• [Records for this exercise]:
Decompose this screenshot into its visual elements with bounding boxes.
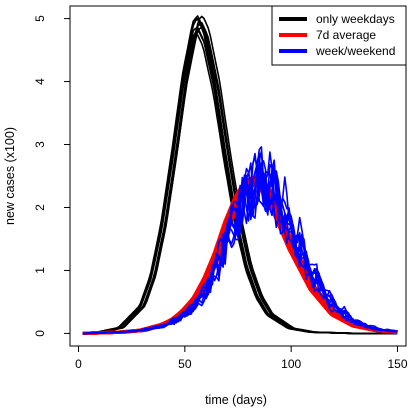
x-axis: 0 50 100 150 (75, 345, 408, 371)
series-line-only-weekdays (82, 17, 398, 335)
legend-label-week-weekend: week/weekend (315, 44, 395, 58)
series-line-only-weekdays (82, 23, 398, 335)
series-line-only-weekdays (82, 32, 398, 335)
y-tick-label: 2 (33, 204, 47, 211)
legend: only weekdays 7d average week/weekend (271, 5, 407, 66)
series-lines (82, 15, 398, 335)
y-tick-label: 4 (33, 78, 47, 85)
y-tick-label: 3 (33, 141, 47, 148)
x-tick-label: 100 (281, 357, 301, 371)
y-axis-title: new cases (x100) (3, 127, 17, 225)
x-tick-label: 50 (178, 357, 192, 371)
series-line-only-weekdays (82, 26, 398, 335)
series-line-only-weekdays (82, 17, 398, 335)
x-tick-label: 0 (75, 357, 82, 371)
x-tick-label: 150 (387, 357, 407, 371)
legend-label-7d-average: 7d average (316, 28, 376, 42)
series-line-only-weekdays (82, 29, 398, 335)
series-line-only-weekdays (82, 26, 398, 335)
y-tick-label: 1 (33, 267, 47, 274)
y-axis: 0 1 2 3 4 5 (33, 15, 71, 337)
legend-label-only-weekdays: only weekdays (316, 12, 395, 26)
x-axis-title: time (days) (205, 393, 267, 407)
series-line-only-weekdays (82, 21, 398, 335)
y-tick-label: 0 (33, 330, 47, 337)
y-tick-label: 5 (33, 15, 47, 22)
series-line-week-weekend (82, 160, 398, 335)
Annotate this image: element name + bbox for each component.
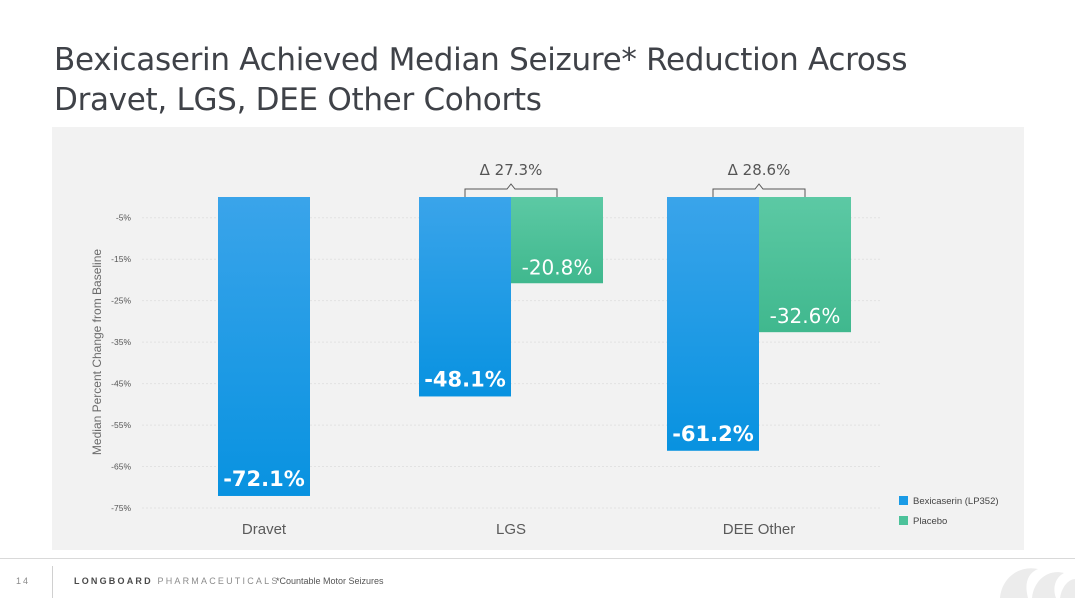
bar-bexicaserin (667, 197, 759, 451)
page-number: 14 (16, 576, 31, 586)
slide-title: Bexicaserin Achieved Median Seizure* Red… (54, 40, 1014, 120)
delta-label: Δ 27.3% (480, 161, 543, 179)
bar-placebo (511, 197, 603, 284)
data-label: -20.8% (522, 255, 593, 279)
x-tick-label: Dravet (242, 521, 287, 538)
company-name-bold: LONGBOARD (74, 576, 153, 586)
y-tick-label: -35% (111, 337, 131, 347)
x-tick-label: DEE Other (723, 521, 796, 538)
slide-title-line-1: Bexicaserin Achieved Median Seizure* Red… (54, 42, 908, 78)
legend-label: Placebo (913, 516, 947, 527)
company-name: LONGBOARD PHARMACEUTICALS (74, 576, 280, 586)
bar-placebo (759, 197, 851, 333)
bar-bexicaserin (218, 197, 310, 496)
data-label: -32.6% (770, 304, 841, 328)
x-tick-label: LGS (496, 521, 526, 538)
data-label: -72.1% (223, 467, 305, 491)
legend-swatch-placebo (899, 516, 908, 525)
y-tick-label: -55% (111, 420, 131, 430)
y-tick-label: -75% (111, 503, 131, 513)
data-label: -48.1% (424, 367, 506, 391)
y-tick-label: -65% (111, 462, 131, 472)
footnote: *Countable Motor Seizures (276, 576, 384, 586)
data-label: -61.2% (672, 422, 754, 446)
y-tick-label: -45% (111, 379, 131, 389)
y-tick-label: -5% (116, 213, 132, 223)
wave-logo-icon (1000, 568, 1075, 598)
slide-title-line-2: Dravet, LGS, DEE Other Cohorts (54, 82, 542, 118)
footer-vertical-divider (52, 566, 53, 598)
legend-swatch-bexicaserin (899, 496, 908, 505)
delta-bracket (712, 183, 806, 197)
legend-label: Bexicaserin (LP352) (913, 496, 999, 507)
y-tick-label: -15% (111, 254, 131, 264)
delta-label: Δ 28.6% (728, 161, 791, 179)
company-name-light: PHARMACEUTICALS (157, 576, 280, 586)
bar-bexicaserin (419, 197, 511, 397)
y-tick-label: -25% (111, 296, 131, 306)
y-axis-label: Median Percent Change from Baseline (90, 249, 104, 455)
delta-bracket (464, 183, 558, 197)
footer-divider (0, 558, 1075, 559)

• [What is being asked]:
Convert the listing lines from the one containing "bar-bexicaserin (667, 197, 759, 451)" up to and including the one containing "x-tick-label: Dravet (242, 521, 287, 538)" into a JSON list of strings, with one string per line.

• [Worked solution]:
[
  "bar-bexicaserin (667, 197, 759, 451)",
  "page-number: 14 (16, 576, 31, 586)",
  "slide-title: Bexicaserin Achieved Median Seizure* Red… (54, 40, 1014, 120)",
  "delta-label: Δ 27.3% (480, 161, 543, 179)",
  "bar-placebo (511, 197, 603, 284)",
  "data-label: -20.8% (522, 255, 593, 279)",
  "x-tick-label: Dravet (242, 521, 287, 538)"
]